Lines that contain the string "text" are to be copied; leave out all others.

»»

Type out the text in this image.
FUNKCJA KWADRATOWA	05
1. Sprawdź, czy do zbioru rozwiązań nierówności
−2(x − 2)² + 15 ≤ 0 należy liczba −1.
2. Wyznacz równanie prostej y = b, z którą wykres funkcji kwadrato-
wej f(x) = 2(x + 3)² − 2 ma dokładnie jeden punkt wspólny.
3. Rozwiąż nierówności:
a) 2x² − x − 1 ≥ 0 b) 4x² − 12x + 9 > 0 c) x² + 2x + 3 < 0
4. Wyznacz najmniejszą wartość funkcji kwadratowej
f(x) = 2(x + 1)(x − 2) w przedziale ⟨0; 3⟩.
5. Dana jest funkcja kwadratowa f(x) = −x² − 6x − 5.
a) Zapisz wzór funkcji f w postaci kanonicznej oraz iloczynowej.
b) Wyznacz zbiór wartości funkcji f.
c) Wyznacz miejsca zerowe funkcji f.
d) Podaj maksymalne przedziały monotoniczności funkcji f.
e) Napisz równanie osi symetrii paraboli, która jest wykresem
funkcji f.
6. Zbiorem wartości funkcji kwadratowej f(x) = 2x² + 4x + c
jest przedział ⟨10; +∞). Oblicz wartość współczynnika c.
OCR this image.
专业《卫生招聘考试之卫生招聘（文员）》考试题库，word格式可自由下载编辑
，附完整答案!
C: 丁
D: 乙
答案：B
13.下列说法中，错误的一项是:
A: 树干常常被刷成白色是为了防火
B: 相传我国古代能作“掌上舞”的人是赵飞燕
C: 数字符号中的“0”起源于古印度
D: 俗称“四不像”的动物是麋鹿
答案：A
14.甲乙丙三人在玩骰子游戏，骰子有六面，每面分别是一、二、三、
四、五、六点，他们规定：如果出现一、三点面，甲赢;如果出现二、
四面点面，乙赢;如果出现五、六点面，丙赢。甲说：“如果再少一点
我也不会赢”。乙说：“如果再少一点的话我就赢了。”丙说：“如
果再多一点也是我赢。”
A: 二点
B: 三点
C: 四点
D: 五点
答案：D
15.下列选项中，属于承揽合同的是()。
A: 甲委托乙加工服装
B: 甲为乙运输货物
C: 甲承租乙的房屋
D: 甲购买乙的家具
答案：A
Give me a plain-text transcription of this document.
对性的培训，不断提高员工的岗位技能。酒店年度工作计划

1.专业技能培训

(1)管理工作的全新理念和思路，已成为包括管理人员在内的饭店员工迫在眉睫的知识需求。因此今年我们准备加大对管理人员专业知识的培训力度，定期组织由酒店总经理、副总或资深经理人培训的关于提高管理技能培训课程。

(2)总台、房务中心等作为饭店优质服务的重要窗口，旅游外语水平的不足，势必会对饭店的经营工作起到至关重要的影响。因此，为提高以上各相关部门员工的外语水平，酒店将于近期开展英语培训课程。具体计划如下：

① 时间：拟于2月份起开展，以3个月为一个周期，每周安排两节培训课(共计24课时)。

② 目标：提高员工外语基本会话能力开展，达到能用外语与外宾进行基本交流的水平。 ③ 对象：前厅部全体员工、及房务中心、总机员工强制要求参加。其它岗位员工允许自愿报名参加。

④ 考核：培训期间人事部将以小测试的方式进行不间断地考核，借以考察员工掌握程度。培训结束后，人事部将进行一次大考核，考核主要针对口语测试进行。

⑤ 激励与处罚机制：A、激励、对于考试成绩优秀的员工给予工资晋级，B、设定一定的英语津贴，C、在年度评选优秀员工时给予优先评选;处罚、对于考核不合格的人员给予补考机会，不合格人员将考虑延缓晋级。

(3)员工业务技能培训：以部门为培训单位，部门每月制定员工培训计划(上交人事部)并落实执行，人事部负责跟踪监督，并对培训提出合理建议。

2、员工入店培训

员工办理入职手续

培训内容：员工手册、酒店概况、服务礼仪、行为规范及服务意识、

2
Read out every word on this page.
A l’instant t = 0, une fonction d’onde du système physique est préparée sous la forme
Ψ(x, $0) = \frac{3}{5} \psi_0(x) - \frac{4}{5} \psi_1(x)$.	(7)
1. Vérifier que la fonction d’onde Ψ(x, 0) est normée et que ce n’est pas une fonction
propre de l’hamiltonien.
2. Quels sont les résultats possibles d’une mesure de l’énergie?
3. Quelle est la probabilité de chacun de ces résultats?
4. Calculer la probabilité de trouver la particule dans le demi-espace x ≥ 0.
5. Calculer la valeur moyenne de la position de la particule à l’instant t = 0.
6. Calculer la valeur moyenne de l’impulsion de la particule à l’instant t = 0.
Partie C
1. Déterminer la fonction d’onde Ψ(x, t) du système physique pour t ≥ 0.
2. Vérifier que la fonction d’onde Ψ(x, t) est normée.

««

**TASK RESPONSE:**
Type out the text in this image.
Give me a plain-text transcription of this document.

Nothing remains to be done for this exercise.